**MATERIAL**
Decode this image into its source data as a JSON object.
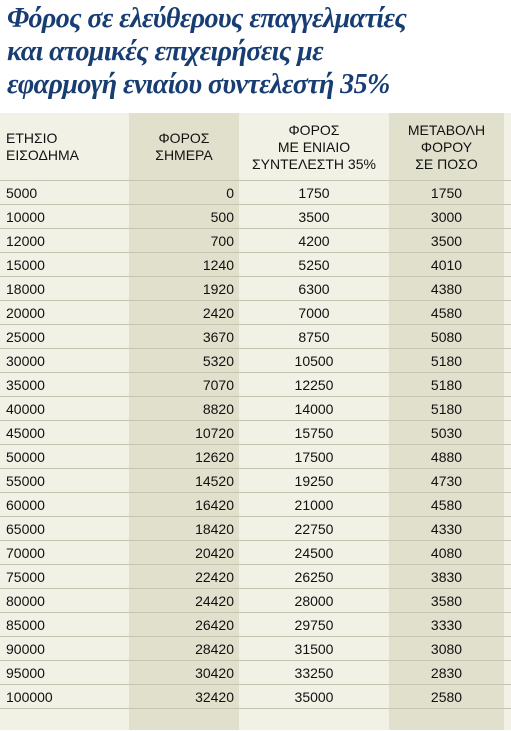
{
  "title_lines": [
    "Φόρος σε ελεύθερους επαγγελματίες",
    "και ατομικές επιχειρήσεις με",
    "εφαρμογή ενιαίου συντελεστή 35%"
  ],
  "colors": {
    "title": "#173d73",
    "row_bg": "#f2f1e6",
    "shaded_col": "#e1e0cd",
    "rule": "#c6c4b0"
  },
  "chart_data": {
    "type": "table",
    "columns": [
      {
        "header_lines": [
          "ΕΤΗΣΙΟ",
          "ΕΙΣΟΔΗΜΑ"
        ]
      },
      {
        "header_lines": [
          "ΦΟΡΟΣ",
          "ΣΗΜΕΡΑ"
        ]
      },
      {
        "header_lines": [
          "ΦΟΡΟΣ",
          "ΜΕ ΕΝΙΑΙΟ",
          "ΣΥΝΤΕΛΕΣΤΗ 35%"
        ]
      },
      {
        "header_lines": [
          "ΜΕΤΑΒΟΛΗ",
          "ΦΟΡΟΥ",
          "ΣΕ ΠΟΣΟ"
        ]
      }
    ],
    "rows": [
      [
        "5000",
        "0",
        "1750",
        "1750"
      ],
      [
        "10000",
        "500",
        "3500",
        "3000"
      ],
      [
        "12000",
        "700",
        "4200",
        "3500"
      ],
      [
        "15000",
        "1240",
        "5250",
        "4010"
      ],
      [
        "18000",
        "1920",
        "6300",
        "4380"
      ],
      [
        "20000",
        "2420",
        "7000",
        "4580"
      ],
      [
        "25000",
        "3670",
        "8750",
        "5080"
      ],
      [
        "30000",
        "5320",
        "10500",
        "5180"
      ],
      [
        "35000",
        "7070",
        "12250",
        "5180"
      ],
      [
        "40000",
        "8820",
        "14000",
        "5180"
      ],
      [
        "45000",
        "10720",
        "15750",
        "5030"
      ],
      [
        "50000",
        "12620",
        "17500",
        "4880"
      ],
      [
        "55000",
        "14520",
        "19250",
        "4730"
      ],
      [
        "60000",
        "16420",
        "21000",
        "4580"
      ],
      [
        "65000",
        "18420",
        "22750",
        "4330"
      ],
      [
        "70000",
        "20420",
        "24500",
        "4080"
      ],
      [
        "75000",
        "22420",
        "26250",
        "3830"
      ],
      [
        "80000",
        "24420",
        "28000",
        "3580"
      ],
      [
        "85000",
        "26420",
        "29750",
        "3330"
      ],
      [
        "90000",
        "28420",
        "31500",
        "3080"
      ],
      [
        "95000",
        "30420",
        "33250",
        "2830"
      ],
      [
        "100000",
        "32420",
        "35000",
        "2580"
      ]
    ]
  }
}
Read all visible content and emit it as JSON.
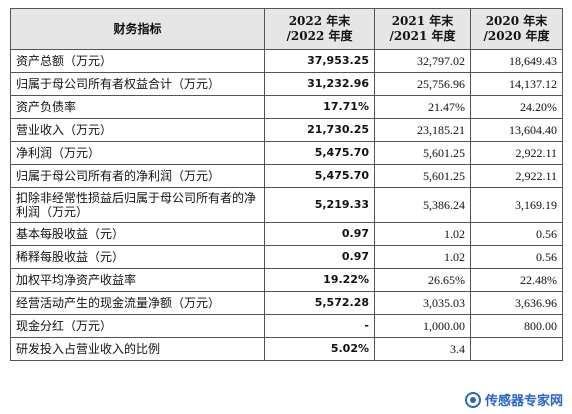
{
  "table": {
    "headers": [
      "财务指标",
      "2022 年末\n/2022 年度",
      "2021 年末\n/2021 年度",
      "2020 年末\n/2020 年度"
    ],
    "rows": [
      {
        "label": "资产总额（万元）",
        "v2022": "37,953.25",
        "v2021": "32,797.02",
        "v2020": "18,649.43"
      },
      {
        "label": "归属于母公司所有者权益合计（万元）",
        "v2022": "31,232.96",
        "v2021": "25,756.96",
        "v2020": "14,137.12"
      },
      {
        "label": "资产负债率",
        "v2022": "17.71%",
        "v2021": "21.47%",
        "v2020": "24.20%"
      },
      {
        "label": "营业收入（万元）",
        "v2022": "21,730.25",
        "v2021": "23,185.21",
        "v2020": "13,604.40"
      },
      {
        "label": "净利润（万元）",
        "v2022": "5,475.70",
        "v2021": "5,601.25",
        "v2020": "2,922.11"
      },
      {
        "label": "归属于母公司所有者的净利润（万元）",
        "v2022": "5,475.70",
        "v2021": "5,601.25",
        "v2020": "2,922.11"
      },
      {
        "label": "扣除非经常性损益后归属于母公司所有者的净利润（万元）",
        "v2022": "5,219.33",
        "v2021": "5,386.24",
        "v2020": "3,169.19"
      },
      {
        "label": "基本每股收益（元）",
        "v2022": "0.97",
        "v2021": "1.02",
        "v2020": "0.56"
      },
      {
        "label": "稀释每股收益（元）",
        "v2022": "0.97",
        "v2021": "1.02",
        "v2020": "0.56"
      },
      {
        "label": "加权平均净资产收益率",
        "v2022": "19.22%",
        "v2021": "26.65%",
        "v2020": "22.48%"
      },
      {
        "label": "经营活动产生的现金流量净额（万元）",
        "v2022": "5,572.28",
        "v2021": "3,035.03",
        "v2020": "3,636.96"
      },
      {
        "label": "现金分红（万元）",
        "v2022": "-",
        "v2021": "1,000.00",
        "v2020": "800.00"
      },
      {
        "label": "研发投入占营业收入的比例",
        "v2022": "5.02%",
        "v2021": "3.4",
        "v2020": ""
      }
    ]
  },
  "watermark": {
    "text": "传感器专家网"
  }
}
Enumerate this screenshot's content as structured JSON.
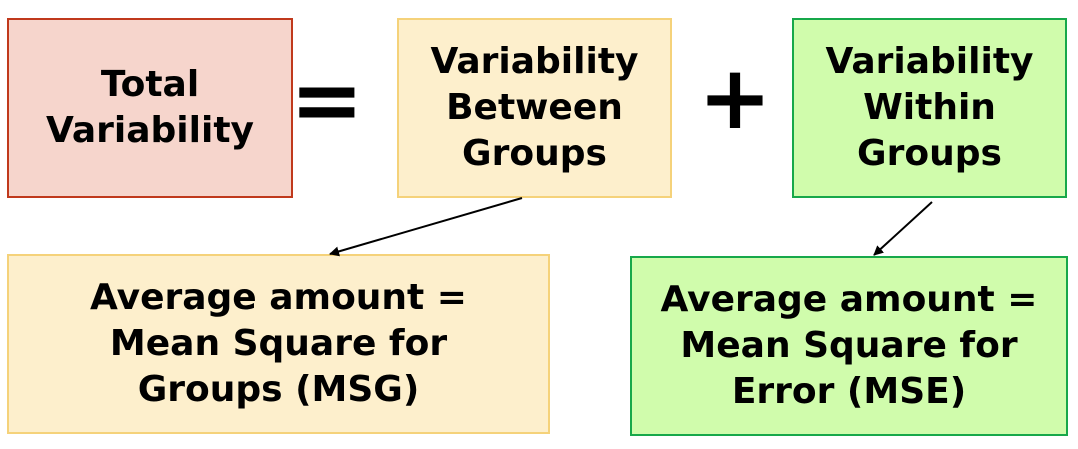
{
  "equation": {
    "total": "Total\nVariability",
    "equals": "=",
    "between": "Variability\nBetween\nGroups",
    "plus": "+",
    "within": "Variability\nWithin\nGroups"
  },
  "averages": {
    "msg": "Average amount =\nMean Square for\nGroups (MSG)",
    "mse": "Average amount =\nMean Square for\nError (MSE)"
  },
  "colors": {
    "total_fill": "#f6d5cc",
    "total_border": "#c0391c",
    "groups_fill": "#fdefcc",
    "groups_border": "#f5d27a",
    "error_fill": "#d0fcac",
    "error_border": "#17a84a"
  }
}
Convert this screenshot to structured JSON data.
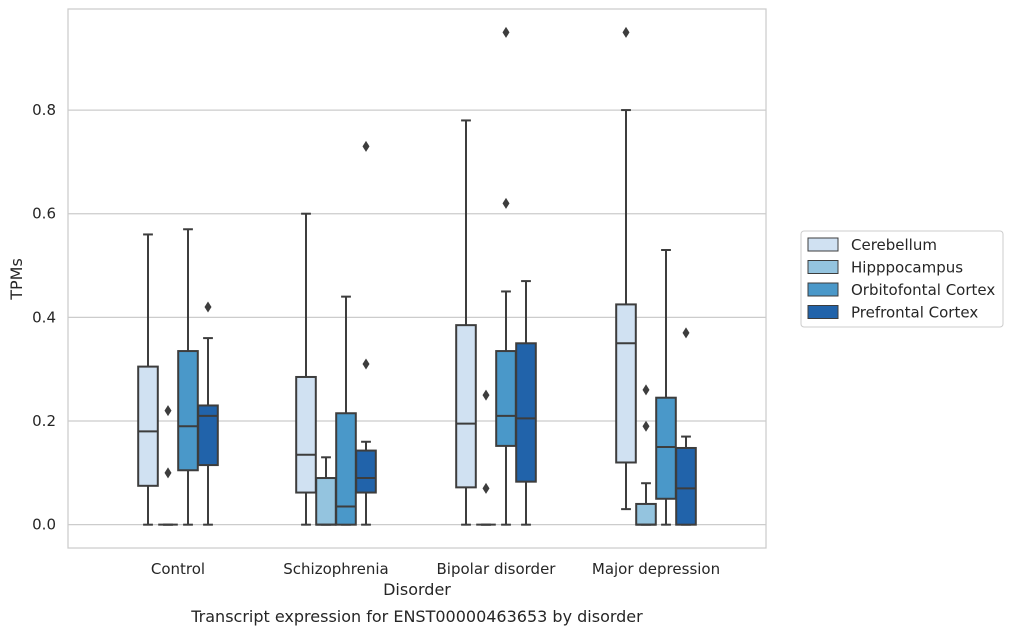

**INSTRUCTION**
From the listing, extract all text exactly as given and drop any picture.

**WRITTEN SOLUTION**
Decode this image into its source data as a JSON object.
{
  "title_lines": [
    "Φόρος σε ελεύθερους επαγγελματίες",
    "και ατομικές επιχειρήσεις με",
    "εφαρμογή ενιαίου συντελεστή 35%"
  ],
  "colors": {
    "title": "#173d73",
    "row_bg": "#f2f1e6",
    "shaded_col": "#e1e0cd",
    "rule": "#c6c4b0"
  },
  "chart_data": {
    "type": "table",
    "columns": [
      {
        "header_lines": [
          "ΕΤΗΣΙΟ",
          "ΕΙΣΟΔΗΜΑ"
        ]
      },
      {
        "header_lines": [
          "ΦΟΡΟΣ",
          "ΣΗΜΕΡΑ"
        ]
      },
      {
        "header_lines": [
          "ΦΟΡΟΣ",
          "ΜΕ ΕΝΙΑΙΟ",
          "ΣΥΝΤΕΛΕΣΤΗ 35%"
        ]
      },
      {
        "header_lines": [
          "ΜΕΤΑΒΟΛΗ",
          "ΦΟΡΟΥ",
          "ΣΕ ΠΟΣΟ"
        ]
      }
    ],
    "rows": [
      [
        "5000",
        "0",
        "1750",
        "1750"
      ],
      [
        "10000",
        "500",
        "3500",
        "3000"
      ],
      [
        "12000",
        "700",
        "4200",
        "3500"
      ],
      [
        "15000",
        "1240",
        "5250",
        "4010"
      ],
      [
        "18000",
        "1920",
        "6300",
        "4380"
      ],
      [
        "20000",
        "2420",
        "7000",
        "4580"
      ],
      [
        "25000",
        "3670",
        "8750",
        "5080"
      ],
      [
        "30000",
        "5320",
        "10500",
        "5180"
      ],
      [
        "35000",
        "7070",
        "12250",
        "5180"
      ],
      [
        "40000",
        "8820",
        "14000",
        "5180"
      ],
      [
        "45000",
        "10720",
        "15750",
        "5030"
      ],
      [
        "50000",
        "12620",
        "17500",
        "4880"
      ],
      [
        "55000",
        "14520",
        "19250",
        "4730"
      ],
      [
        "60000",
        "16420",
        "21000",
        "4580"
      ],
      [
        "65000",
        "18420",
        "22750",
        "4330"
      ],
      [
        "70000",
        "20420",
        "24500",
        "4080"
      ],
      [
        "75000",
        "22420",
        "26250",
        "3830"
      ],
      [
        "80000",
        "24420",
        "28000",
        "3580"
      ],
      [
        "85000",
        "26420",
        "29750",
        "3330"
      ],
      [
        "90000",
        "28420",
        "31500",
        "3080"
      ],
      [
        "95000",
        "30420",
        "33250",
        "2830"
      ],
      [
        "100000",
        "32420",
        "35000",
        "2580"
      ]
    ]
  }
}
Read all visible content and emit it as JSON.
{
  "table": {
    "headers": [
      "财务指标",
      "2022 年末\n/2022 年度",
      "2021 年末\n/2021 年度",
      "2020 年末\n/2020 年度"
    ],
    "rows": [
      {
        "label": "资产总额（万元）",
        "v2022": "37,953.25",
        "v2021": "32,797.02",
        "v2020": "18,649.43"
      },
      {
        "label": "归属于母公司所有者权益合计（万元）",
        "v2022": "31,232.96",
        "v2021": "25,756.96",
        "v2020": "14,137.12"
      },
      {
        "label": "资产负债率",
        "v2022": "17.71%",
        "v2021": "21.47%",
        "v2020": "24.20%"
      },
      {
        "label": "营业收入（万元）",
        "v2022": "21,730.25",
        "v2021": "23,185.21",
        "v2020": "13,604.40"
      },
      {
        "label": "净利润（万元）",
        "v2022": "5,475.70",
        "v2021": "5,601.25",
        "v2020": "2,922.11"
      },
      {
        "label": "归属于母公司所有者的净利润（万元）",
        "v2022": "5,475.70",
        "v2021": "5,601.25",
        "v2020": "2,922.11"
      },
      {
        "label": "扣除非经常性损益后归属于母公司所有者的净利润（万元）",
        "v2022": "5,219.33",
        "v2021": "5,386.24",
        "v2020": "3,169.19"
      },
      {
        "label": "基本每股收益（元）",
        "v2022": "0.97",
        "v2021": "1.02",
        "v2020": "0.56"
      },
      {
        "label": "稀释每股收益（元）",
        "v2022": "0.97",
        "v2021": "1.02",
        "v2020": "0.56"
      },
      {
        "label": "加权平均净资产收益率",
        "v2022": "19.22%",
        "v2021": "26.65%",
        "v2020": "22.48%"
      },
      {
        "label": "经营活动产生的现金流量净额（万元）",
        "v2022": "5,572.28",
        "v2021": "3,035.03",
        "v2020": "3,636.96"
      },
      {
        "label": "现金分红（万元）",
        "v2022": "-",
        "v2021": "1,000.00",
        "v2020": "800.00"
      },
      {
        "label": "研发投入占营业收入的比例",
        "v2022": "5.02%",
        "v2021": "3.4",
        "v2020": ""
      }
    ]
  },
  "watermark": {
    "text": "传感器专家网"
  }
}
Enumerate this screenshot's content as structured JSON.
{
  "equation": {
    "total": "Total\nVariability",
    "equals": "=",
    "between": "Variability\nBetween\nGroups",
    "plus": "+",
    "within": "Variability\nWithin\nGroups"
  },
  "averages": {
    "msg": "Average amount =\nMean Square for\nGroups (MSG)",
    "mse": "Average amount =\nMean Square for\nError (MSE)"
  },
  "colors": {
    "total_fill": "#f6d5cc",
    "total_border": "#c0391c",
    "groups_fill": "#fdefcc",
    "groups_border": "#f5d27a",
    "error_fill": "#d0fcac",
    "error_border": "#17a84a"
  }
}
Convert this screenshot to structured JSON data.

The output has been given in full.